Written problem:
Write out every entry, unchanged. Skip any picture.

Supplied information:
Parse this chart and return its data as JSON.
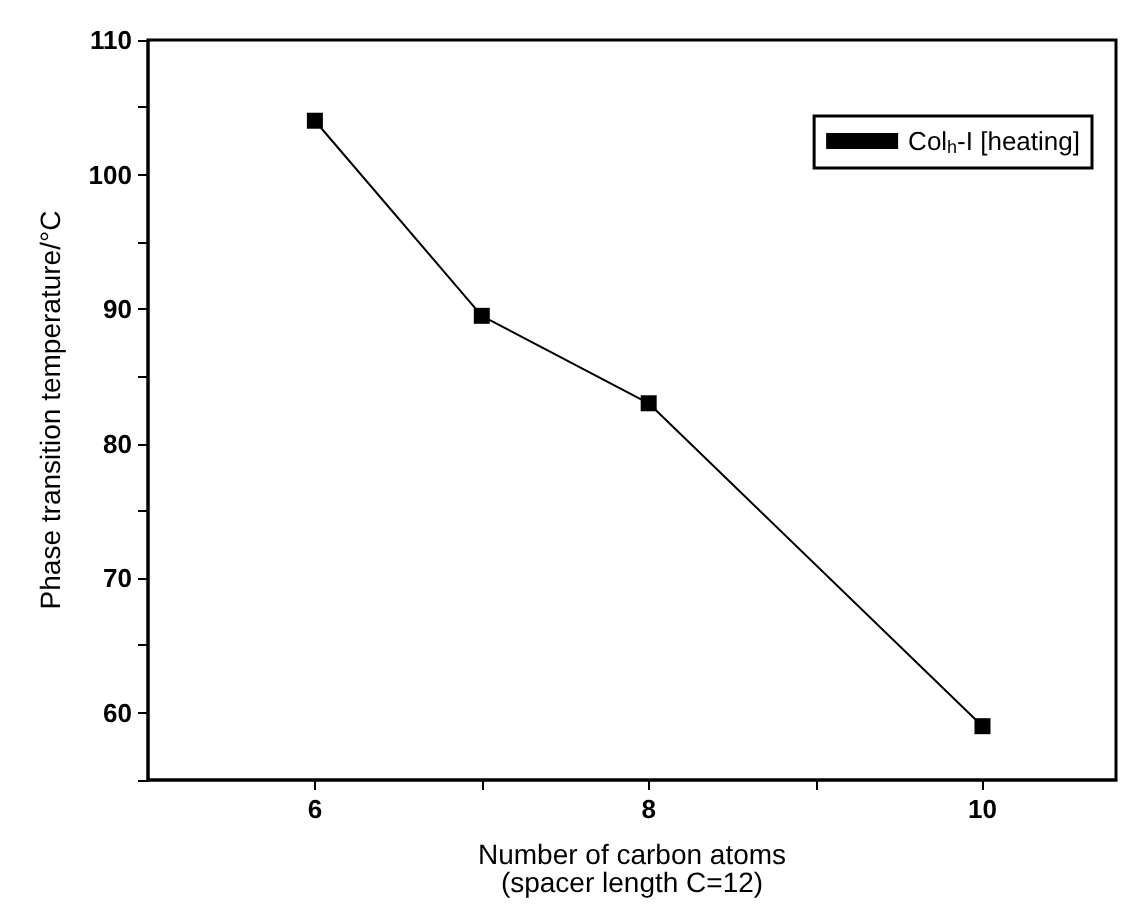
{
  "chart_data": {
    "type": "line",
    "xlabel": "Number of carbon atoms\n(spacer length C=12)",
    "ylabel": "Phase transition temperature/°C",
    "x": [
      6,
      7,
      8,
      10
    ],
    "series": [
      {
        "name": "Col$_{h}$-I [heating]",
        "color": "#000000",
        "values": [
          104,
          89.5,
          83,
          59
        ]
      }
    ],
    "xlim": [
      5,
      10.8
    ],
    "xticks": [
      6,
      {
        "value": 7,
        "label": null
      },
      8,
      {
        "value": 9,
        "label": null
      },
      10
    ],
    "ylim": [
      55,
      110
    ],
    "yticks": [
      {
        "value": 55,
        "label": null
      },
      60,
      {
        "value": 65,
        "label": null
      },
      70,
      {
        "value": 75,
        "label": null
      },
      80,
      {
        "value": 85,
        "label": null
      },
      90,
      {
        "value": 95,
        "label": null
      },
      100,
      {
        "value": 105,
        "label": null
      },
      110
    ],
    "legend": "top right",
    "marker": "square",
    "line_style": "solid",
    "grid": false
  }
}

Correct output:
Parse this chart and return its data as JSON.
{
  "chart_data": {
    "type": "line",
    "xlabel": "Number of carbon atoms\n(spacer length C=12)",
    "ylabel": "Phase transition temperature/°C",
    "x": [
      6,
      7,
      8,
      10
    ],
    "series": [
      {
        "name": "Col$_{h}$-I [heating]",
        "color": "#000000",
        "values": [
          104,
          89.5,
          83,
          59
        ]
      }
    ],
    "xlim": [
      5,
      10.8
    ],
    "xticks": [
      6,
      {
        "value": 7,
        "label": null
      },
      8,
      {
        "value": 9,
        "label": null
      },
      10
    ],
    "ylim": [
      55,
      110
    ],
    "yticks": [
      {
        "value": 55,
        "label": null
      },
      60,
      {
        "value": 65,
        "label": null
      },
      70,
      {
        "value": 75,
        "label": null
      },
      80,
      {
        "value": 85,
        "label": null
      },
      90,
      {
        "value": 95,
        "label": null
      },
      100,
      {
        "value": 105,
        "label": null
      },
      110
    ],
    "legend": "top right",
    "marker": "square",
    "line_style": "solid",
    "grid": false
  }
}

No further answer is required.